SHORT PROBLEM A:
Copy the rows word for word, starting with the first row and ending with the row that contains "dimension-height-top xyxy=(2036,24,2155,245)". Include both of those rows.

EXTRACT TO READ:
>>

# WESTERN ND Goose Pics



## pineislandguide (Sep 21, 2005)

Here are a few good pictures from our trip out to WESTERN ND the other weekend. 
Lander
[siteimg]6003[/siteimg]

Death Row
[siteimg]6001[/siteimg]

Back: Larry, Preston, Cory, Luke, Harry
Front: Ryan, Chris, Mad Bomber, Little Man
[siteimg]6000[/siteimg]

Back Flip... I'd give it a 7.5 (didn't stick the landing)
[siteimg]5996[/siteimg]

"Nice pair of honkers you have there." "Pardon me?" "The Geese, They're beautiful"
[siteimg]5997[/siteimg]

He woulda made us 1 over the limit
[siteimg]5993[/siteimg]

Got BB's?  :lol: 
[siteimg]5992[/siteimg]


----------



## bandman (Feb 13, 2006)

dammmmnnnn Cory, 
looks like an awesome hunt and very nice pics! were takin off tomorrow around noon and i might have to give ya a call on the way there to get some more details on the hunt. think i'm gonna go pick up an early christmas present so i can bring back some good pictures from the weekend!
Nice work again!!


----------



## SASKATOONGOOSEHUNTER (Aug 25, 2005)

Thanks for the pics, I really enjoyed them.


----------



## Decoyer (Mar 2, 2002)

Ive always wondered what goes through a guys head when he puts the name of the town he is hunting by in the title of his thread... got any GPS coordinates to go with that?


----------



## Robert A. Langager (Feb 22, 2002)

Decoyer said:


> Ive always wondered what goes through a guys head when he puts the name of the town he is hunting by in the title of his thread... got any GPS coordinates to go with that?


Ja,

You'd think that if the guy was guiding, he wouldn't want the area in which he worked overrun with internet scouters.


----------



## Madison (Mar 1, 2002)

And people wonder why their hunting grounds are overrrun with hunters :eyeroll:


----------



## bjn (Jul 17, 2003)

Nice pics, but why in the world would you possibly post the town? There are so many internet scouters out there looking for exactly this. If you want to go back there in the future years (or anywhere else for that matter) and not have plenty of company, you'll simply say central North Dakota from now on. 
Brady Ness


----------



## pineislandguide (Sep 21, 2005)

I do my guiding in MN, not ND. The exact spot in minnesota would be North of Roosevelt around Rocky Point. Come on up. The early season hunting up there is GREAT. Good luck finding land.

I didn't exactly think that spot we hunted in ND was what anyone would call "secret". Internet scouters, have at it. If you find the field I hope you bring more than 15 doz deeks because it's tough to compete with 3 other groups in the same field.

On second thought, come to MN, we have a ton of birds around Rochester and Fergus. Its awesome hunting, everyone fills out every day, no matter what. there are banded birds everywhere.

I'll post more photos early next week. I'll include GPS coordinates this time.


----------



## gandergrinder (Mar 10, 2002)

It all makes sense now. A Sota and a guide.


----------



## Madison (Mar 1, 2002)

<<

PROVIDED MATERIAL:

>>

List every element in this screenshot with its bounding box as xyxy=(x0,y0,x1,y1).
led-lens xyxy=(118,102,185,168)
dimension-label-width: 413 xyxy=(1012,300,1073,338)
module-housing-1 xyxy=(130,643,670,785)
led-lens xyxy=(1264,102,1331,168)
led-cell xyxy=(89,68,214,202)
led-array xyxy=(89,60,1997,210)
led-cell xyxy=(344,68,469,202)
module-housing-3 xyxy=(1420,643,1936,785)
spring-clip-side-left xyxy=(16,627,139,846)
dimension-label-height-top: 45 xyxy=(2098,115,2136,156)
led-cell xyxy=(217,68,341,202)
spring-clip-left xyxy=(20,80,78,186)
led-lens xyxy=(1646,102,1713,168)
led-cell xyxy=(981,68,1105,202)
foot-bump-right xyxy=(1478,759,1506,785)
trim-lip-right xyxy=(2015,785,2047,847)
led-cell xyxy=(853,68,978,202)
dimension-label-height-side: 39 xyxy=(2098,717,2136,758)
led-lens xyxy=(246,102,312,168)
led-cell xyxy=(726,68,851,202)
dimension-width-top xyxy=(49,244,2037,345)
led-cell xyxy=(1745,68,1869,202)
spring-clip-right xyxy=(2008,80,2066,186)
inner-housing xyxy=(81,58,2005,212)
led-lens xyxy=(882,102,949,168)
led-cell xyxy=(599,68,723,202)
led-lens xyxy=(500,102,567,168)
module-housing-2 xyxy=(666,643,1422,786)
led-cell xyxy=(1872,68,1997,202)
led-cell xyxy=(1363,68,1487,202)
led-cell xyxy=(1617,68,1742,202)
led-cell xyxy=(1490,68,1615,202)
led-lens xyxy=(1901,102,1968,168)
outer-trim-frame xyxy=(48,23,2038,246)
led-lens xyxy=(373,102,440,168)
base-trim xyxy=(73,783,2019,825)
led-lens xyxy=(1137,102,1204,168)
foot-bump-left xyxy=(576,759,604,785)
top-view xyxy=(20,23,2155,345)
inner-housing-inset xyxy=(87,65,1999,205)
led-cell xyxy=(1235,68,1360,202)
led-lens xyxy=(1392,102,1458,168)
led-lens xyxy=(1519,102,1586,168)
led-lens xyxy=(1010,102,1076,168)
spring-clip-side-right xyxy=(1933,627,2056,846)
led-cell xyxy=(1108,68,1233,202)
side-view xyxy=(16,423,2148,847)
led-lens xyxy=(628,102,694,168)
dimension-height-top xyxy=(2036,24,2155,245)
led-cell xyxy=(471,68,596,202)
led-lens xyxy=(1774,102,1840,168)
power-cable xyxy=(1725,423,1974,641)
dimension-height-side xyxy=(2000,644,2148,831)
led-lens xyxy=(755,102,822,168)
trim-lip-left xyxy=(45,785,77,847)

<<

SHORT PROBLEM B:
Continue the forum thread about the western North Dakota goose hunt from its last line.

TASK OUTPUT A:
List every element in this screenshot with its bounding box as xyxy=(x0,y0,x1,y1).
led-lens xyxy=(118,102,185,168)
dimension-label-width: 413 xyxy=(1012,300,1073,338)
module-housing-1 xyxy=(130,643,670,785)
led-lens xyxy=(1264,102,1331,168)
led-cell xyxy=(89,68,214,202)
led-array xyxy=(89,60,1997,210)
led-cell xyxy=(344,68,469,202)
module-housing-3 xyxy=(1420,643,1936,785)
spring-clip-side-left xyxy=(16,627,139,846)
dimension-label-height-top: 45 xyxy=(2098,115,2136,156)
led-cell xyxy=(217,68,341,202)
spring-clip-left xyxy=(20,80,78,186)
led-lens xyxy=(1646,102,1713,168)
led-cell xyxy=(981,68,1105,202)
foot-bump-right xyxy=(1478,759,1506,785)
trim-lip-right xyxy=(2015,785,2047,847)
led-cell xyxy=(853,68,978,202)
dimension-label-height-side: 39 xyxy=(2098,717,2136,758)
led-lens xyxy=(246,102,312,168)
led-cell xyxy=(726,68,851,202)
dimension-width-top xyxy=(49,244,2037,345)
led-cell xyxy=(1745,68,1869,202)
spring-clip-right xyxy=(2008,80,2066,186)
inner-housing xyxy=(81,58,2005,212)
led-lens xyxy=(882,102,949,168)
led-cell xyxy=(599,68,723,202)
led-lens xyxy=(500,102,567,168)
module-housing-2 xyxy=(666,643,1422,786)
led-cell xyxy=(1872,68,1997,202)
led-cell xyxy=(1363,68,1487,202)
led-cell xyxy=(1617,68,1742,202)
led-cell xyxy=(1490,68,1615,202)
led-lens xyxy=(1901,102,1968,168)
outer-trim-frame xyxy=(48,23,2038,246)
led-lens xyxy=(373,102,440,168)
base-trim xyxy=(73,783,2019,825)
led-lens xyxy=(1137,102,1204,168)
foot-bump-left xyxy=(576,759,604,785)
top-view xyxy=(20,23,2155,345)
inner-housing-inset xyxy=(87,65,1999,205)
led-cell xyxy=(1235,68,1360,202)
led-lens xyxy=(1392,102,1458,168)
led-lens xyxy=(1519,102,1586,168)
led-lens xyxy=(1010,102,1076,168)
spring-clip-side-right xyxy=(1933,627,2056,846)
led-cell xyxy=(1108,68,1233,202)
side-view xyxy=(16,423,2148,847)
led-lens xyxy=(628,102,694,168)
dimension-height-top xyxy=(2036,24,2155,245)

TASK OUTPUT B:
pineislandguide said:


> The exact spot in minnesota would be North of Roosevelt around Rocky Point. Come on up. The early season hunting up there is GREAT. Good luck finding land.
> 
> On second thought, come to MN, we have a ton of birds around Rochester and Fergus. Its awesome hunting, everyone fills out every day, no matter what. .


No actually I would say Rocky Point is just north of Arnesen.. Actually duck hunting over a water spread is better south of Rocky point. Or how About 4 mile bay? or Pineisland (gap), this is huntable, there is actually a water hole right in the middle of it, always full of birds. The point can be good for divers. Dont forget morris point either...

Rochester, thanks for the information on land that you cant get on for a 8 mile radius because its locked up with MORE GUIDES....


----------



## pineislandguide (Sep 21, 2005)

I don't duck hunt, or hunt geese on the water, but I'm sure that would be good also.

I have heard that the rainy river/pine island/4 mile bay is good for that. Have at it, post some pics and GPS coordinates.



> Actually duck hunting over a water spread is better south of Rocky point.


Where exactly would you duck hunt over a water spread South of rocky point? To my knowledge, the lake is generally North of rocky point. Unless you were talking about SE or SW of Rocky, but then you wouldn't be giving the exact location.


----------



## Van Wey (Jul 15, 2005)

The goose hunting around STANTON, NORTH DAKOTA was great!!!! Matter or fact, I was just their yesterday and the birds are thick.

_Edited due to insults towards members of Nodak Outdoors_

If YOU can get on land around Stanton swing on out. We hunt OUR own land!!!! I dont care if people show up....competition is fun!!! Its a little ridiculous you guys rip on someone whos just sharing his hunt. Everybody and there brother knows that late season is the best out west....WHY because its the only open water!!!!!! Why do you think we have land out there??? Enjoy the photos!!

Van Wey


----------



## Decoyer (Mar 2, 2002)

Thanks Van Wey... you've shown us your true intelligence. Here ends the lesson.


----------



## Madison (Mar 1, 2002)

Yet another Genious :thumb:


----------



## 4CurlRedleg (Aug 31, 2003)

Thank God there is still some folks with some sanity on here.

Propst to GG, Decoyer and Madison. Chris and the crew spent all fall keeping the internet scouting at bay and here is a nr and a guide dolling out free scouting reports.

Delete this frickin" thread!!!! :******:

Here is an after thought and a thankyou, thanx for showing us your rig. It will come in handy.


----------



## lesserlover1 (Nov 28, 2006)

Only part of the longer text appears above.